> SUPPLIED DATA:
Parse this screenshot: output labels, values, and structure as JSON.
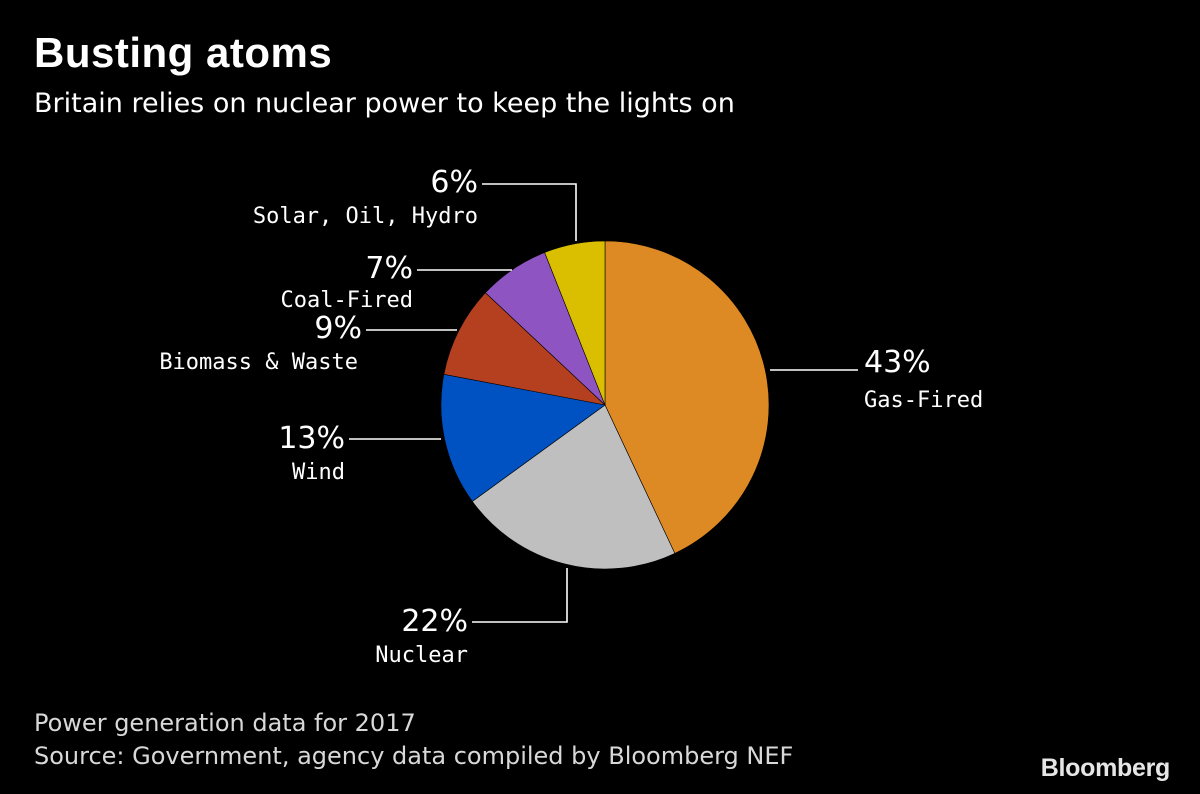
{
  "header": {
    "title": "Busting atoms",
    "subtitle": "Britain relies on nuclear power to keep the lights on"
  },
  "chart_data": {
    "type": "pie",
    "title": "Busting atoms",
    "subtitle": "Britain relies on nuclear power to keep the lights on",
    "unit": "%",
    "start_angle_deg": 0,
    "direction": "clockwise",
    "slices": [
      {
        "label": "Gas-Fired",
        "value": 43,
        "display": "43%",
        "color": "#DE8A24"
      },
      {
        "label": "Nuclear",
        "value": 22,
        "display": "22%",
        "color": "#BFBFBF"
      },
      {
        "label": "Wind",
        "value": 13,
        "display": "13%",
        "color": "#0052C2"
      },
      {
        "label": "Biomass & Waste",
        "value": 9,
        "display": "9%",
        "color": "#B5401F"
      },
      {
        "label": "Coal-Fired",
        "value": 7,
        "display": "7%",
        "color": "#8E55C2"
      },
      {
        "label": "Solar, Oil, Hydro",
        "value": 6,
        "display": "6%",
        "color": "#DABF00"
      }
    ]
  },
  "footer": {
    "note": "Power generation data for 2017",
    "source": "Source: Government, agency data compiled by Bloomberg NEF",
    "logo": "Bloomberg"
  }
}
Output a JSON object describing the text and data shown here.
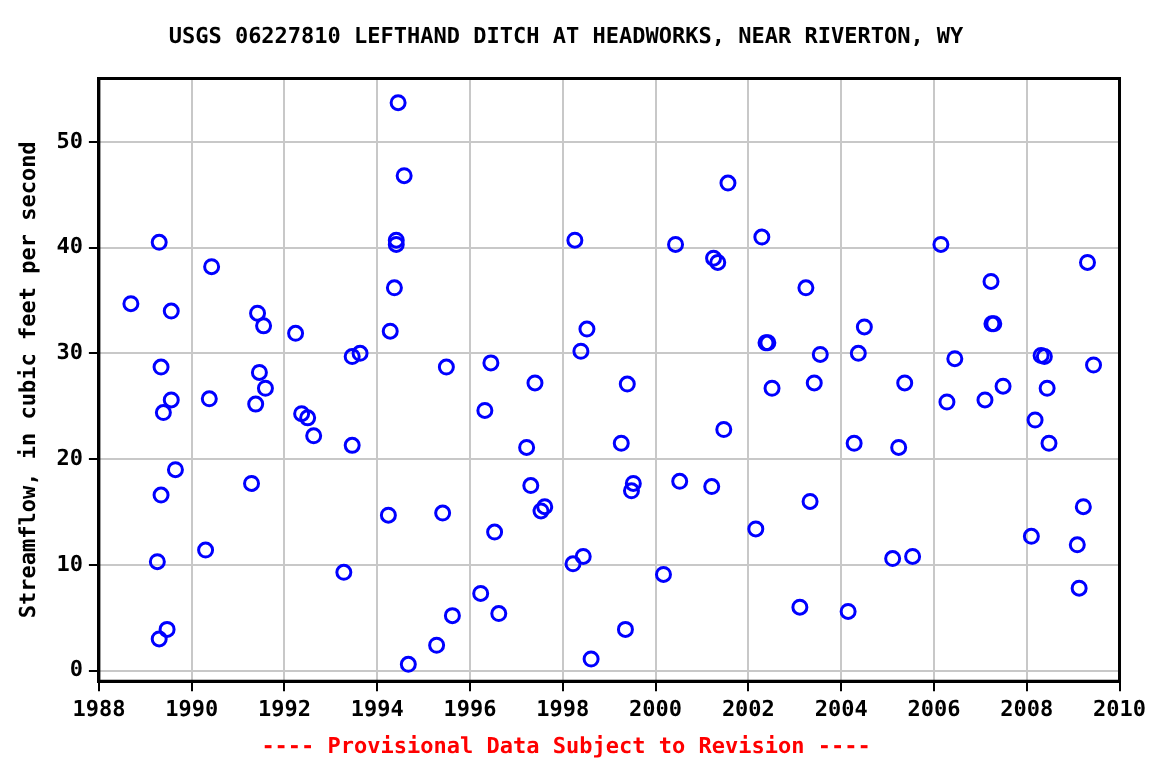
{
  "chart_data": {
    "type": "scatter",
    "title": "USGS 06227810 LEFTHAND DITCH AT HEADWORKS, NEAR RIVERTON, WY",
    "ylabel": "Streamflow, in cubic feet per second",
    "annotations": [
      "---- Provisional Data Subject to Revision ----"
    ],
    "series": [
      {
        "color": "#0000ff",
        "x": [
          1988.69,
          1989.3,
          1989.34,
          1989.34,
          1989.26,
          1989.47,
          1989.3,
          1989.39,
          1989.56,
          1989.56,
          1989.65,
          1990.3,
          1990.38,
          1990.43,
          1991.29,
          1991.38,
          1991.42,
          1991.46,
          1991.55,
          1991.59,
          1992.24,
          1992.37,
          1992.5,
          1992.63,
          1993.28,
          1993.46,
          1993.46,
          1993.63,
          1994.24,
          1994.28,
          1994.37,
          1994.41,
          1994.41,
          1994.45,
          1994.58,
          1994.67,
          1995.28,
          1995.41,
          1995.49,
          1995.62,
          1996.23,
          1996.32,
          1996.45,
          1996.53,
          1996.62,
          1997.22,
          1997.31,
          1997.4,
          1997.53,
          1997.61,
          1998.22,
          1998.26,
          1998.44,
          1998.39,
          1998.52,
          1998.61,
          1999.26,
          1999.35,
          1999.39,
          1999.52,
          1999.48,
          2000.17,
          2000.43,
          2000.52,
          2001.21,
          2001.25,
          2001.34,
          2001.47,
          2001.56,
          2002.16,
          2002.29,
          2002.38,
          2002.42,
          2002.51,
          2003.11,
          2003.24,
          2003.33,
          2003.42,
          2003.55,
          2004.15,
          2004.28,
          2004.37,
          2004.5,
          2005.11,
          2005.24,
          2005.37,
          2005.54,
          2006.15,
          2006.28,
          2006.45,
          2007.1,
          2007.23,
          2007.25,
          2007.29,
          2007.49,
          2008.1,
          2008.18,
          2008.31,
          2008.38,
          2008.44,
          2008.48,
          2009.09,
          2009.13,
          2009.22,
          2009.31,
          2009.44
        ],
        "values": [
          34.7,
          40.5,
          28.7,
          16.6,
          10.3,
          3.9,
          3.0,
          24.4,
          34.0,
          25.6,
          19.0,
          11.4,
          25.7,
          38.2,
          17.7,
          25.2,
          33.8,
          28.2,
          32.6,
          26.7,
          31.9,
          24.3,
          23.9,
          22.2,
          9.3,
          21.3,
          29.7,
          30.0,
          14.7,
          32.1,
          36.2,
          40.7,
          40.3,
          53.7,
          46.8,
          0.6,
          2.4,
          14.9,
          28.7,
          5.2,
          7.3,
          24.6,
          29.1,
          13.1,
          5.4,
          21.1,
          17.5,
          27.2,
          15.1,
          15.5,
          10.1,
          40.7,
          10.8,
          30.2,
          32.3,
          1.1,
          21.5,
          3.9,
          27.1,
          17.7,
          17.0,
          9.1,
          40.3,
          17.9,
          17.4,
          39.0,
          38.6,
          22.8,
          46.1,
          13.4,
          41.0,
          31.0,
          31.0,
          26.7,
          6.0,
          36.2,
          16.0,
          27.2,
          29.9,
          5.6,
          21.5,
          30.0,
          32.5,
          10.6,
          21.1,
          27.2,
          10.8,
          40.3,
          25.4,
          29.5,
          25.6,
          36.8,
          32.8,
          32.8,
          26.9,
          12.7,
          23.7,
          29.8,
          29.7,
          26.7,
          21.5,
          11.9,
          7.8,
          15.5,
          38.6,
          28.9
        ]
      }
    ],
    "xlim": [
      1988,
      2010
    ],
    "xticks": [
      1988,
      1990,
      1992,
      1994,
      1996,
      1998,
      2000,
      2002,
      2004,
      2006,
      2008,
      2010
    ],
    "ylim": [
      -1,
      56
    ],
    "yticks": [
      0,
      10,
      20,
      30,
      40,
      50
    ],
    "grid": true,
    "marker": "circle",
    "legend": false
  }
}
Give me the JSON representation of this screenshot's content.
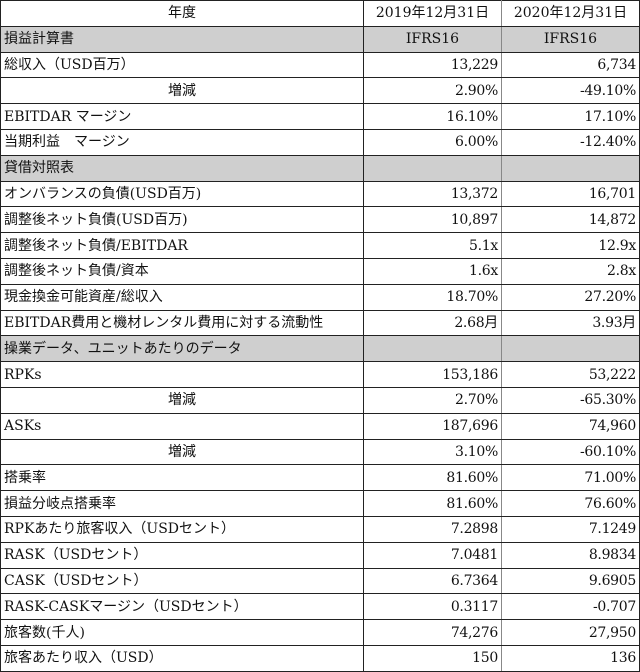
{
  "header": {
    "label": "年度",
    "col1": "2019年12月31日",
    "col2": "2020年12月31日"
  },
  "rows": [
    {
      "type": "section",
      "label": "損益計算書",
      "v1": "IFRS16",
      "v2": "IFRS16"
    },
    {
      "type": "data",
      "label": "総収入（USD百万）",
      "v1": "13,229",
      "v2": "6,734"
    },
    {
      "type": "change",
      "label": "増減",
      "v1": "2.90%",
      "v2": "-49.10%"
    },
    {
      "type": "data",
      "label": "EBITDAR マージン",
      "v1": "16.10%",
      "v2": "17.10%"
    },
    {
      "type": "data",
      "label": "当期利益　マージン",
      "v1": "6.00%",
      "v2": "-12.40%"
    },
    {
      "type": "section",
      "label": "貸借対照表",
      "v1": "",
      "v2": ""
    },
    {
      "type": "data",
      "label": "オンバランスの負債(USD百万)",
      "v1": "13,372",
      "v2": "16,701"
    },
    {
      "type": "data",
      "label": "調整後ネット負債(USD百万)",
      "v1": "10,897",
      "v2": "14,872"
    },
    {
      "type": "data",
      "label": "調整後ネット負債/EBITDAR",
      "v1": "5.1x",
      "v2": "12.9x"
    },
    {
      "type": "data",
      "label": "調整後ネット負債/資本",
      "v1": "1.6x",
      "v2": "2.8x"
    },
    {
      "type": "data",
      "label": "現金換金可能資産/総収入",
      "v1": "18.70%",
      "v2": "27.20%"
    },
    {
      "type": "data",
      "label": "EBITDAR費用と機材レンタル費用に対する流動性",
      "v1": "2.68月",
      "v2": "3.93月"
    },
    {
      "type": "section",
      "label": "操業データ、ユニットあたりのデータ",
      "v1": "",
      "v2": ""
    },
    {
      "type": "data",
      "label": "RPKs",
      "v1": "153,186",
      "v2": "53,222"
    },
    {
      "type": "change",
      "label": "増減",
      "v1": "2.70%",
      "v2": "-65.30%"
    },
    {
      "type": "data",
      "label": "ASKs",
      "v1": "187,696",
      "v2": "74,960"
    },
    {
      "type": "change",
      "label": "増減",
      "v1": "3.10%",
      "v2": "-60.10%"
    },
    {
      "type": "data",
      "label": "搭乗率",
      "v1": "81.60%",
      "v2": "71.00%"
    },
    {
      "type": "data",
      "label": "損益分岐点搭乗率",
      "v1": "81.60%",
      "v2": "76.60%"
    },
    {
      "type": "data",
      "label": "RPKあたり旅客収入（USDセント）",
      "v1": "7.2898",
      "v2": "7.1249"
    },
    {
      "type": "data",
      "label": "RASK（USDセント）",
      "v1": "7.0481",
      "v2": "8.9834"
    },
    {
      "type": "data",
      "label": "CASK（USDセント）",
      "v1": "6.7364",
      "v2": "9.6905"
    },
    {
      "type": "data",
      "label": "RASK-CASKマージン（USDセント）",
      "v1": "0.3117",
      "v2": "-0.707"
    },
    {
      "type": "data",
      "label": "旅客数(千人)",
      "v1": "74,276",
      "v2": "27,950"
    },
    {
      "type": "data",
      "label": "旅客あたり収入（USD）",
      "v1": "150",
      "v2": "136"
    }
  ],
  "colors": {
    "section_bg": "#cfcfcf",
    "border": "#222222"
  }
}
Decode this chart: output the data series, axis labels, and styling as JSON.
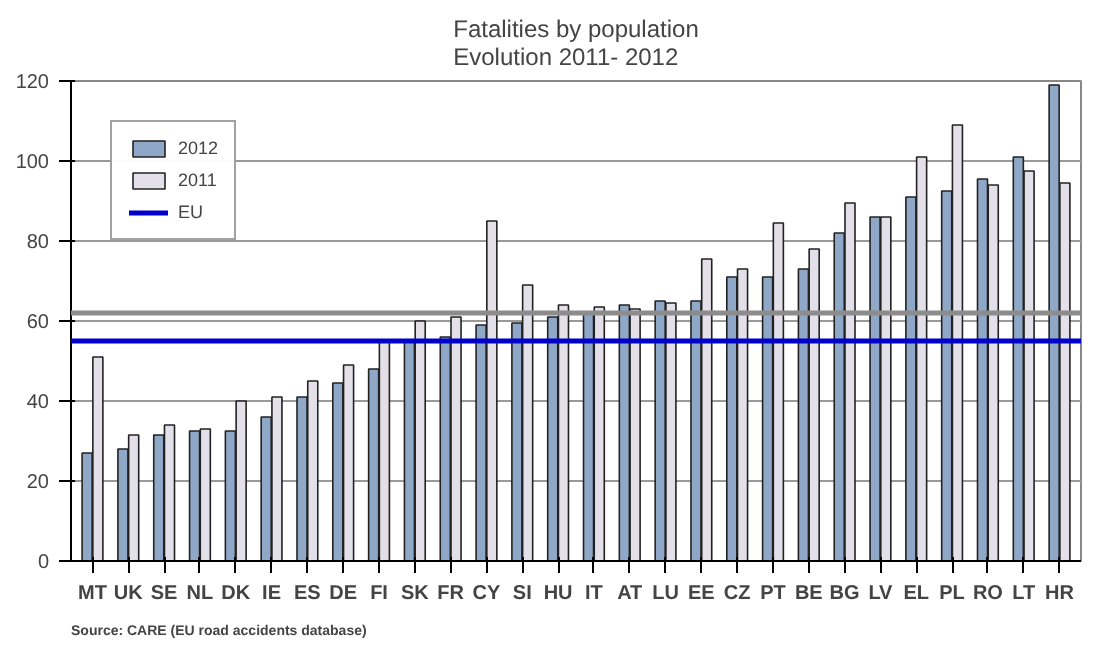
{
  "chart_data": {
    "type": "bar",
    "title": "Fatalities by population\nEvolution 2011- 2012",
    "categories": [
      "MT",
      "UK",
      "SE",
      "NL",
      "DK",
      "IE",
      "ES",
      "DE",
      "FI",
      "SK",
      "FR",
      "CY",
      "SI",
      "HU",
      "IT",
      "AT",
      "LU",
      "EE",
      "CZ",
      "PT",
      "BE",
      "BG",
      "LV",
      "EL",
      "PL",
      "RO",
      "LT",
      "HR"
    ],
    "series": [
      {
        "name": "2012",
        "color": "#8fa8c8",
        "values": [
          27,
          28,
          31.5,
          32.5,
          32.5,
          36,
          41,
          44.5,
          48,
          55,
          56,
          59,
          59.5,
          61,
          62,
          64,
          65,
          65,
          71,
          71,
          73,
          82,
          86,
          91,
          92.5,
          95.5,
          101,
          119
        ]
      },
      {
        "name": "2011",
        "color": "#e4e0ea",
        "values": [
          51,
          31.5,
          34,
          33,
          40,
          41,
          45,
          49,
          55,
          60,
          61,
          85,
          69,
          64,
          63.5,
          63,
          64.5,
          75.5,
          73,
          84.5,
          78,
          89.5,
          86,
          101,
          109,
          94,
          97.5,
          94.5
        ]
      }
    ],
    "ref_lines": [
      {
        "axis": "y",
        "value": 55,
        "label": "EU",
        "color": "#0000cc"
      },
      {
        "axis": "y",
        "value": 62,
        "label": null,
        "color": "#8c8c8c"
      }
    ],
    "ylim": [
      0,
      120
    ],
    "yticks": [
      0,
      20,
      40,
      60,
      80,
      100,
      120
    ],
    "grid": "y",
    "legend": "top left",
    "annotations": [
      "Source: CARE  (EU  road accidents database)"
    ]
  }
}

> STATED PROBLEM: Which lines above hold the word "USDセント"? Copy each of them.

> THE OUTPUT:
      "label": "RPKあたり旅客収入（USDセント）",
      "label": "RASK（USDセント）",
      "label": "CASK（USDセント）",
      "label": "RASK-CASKマージン（USDセント）",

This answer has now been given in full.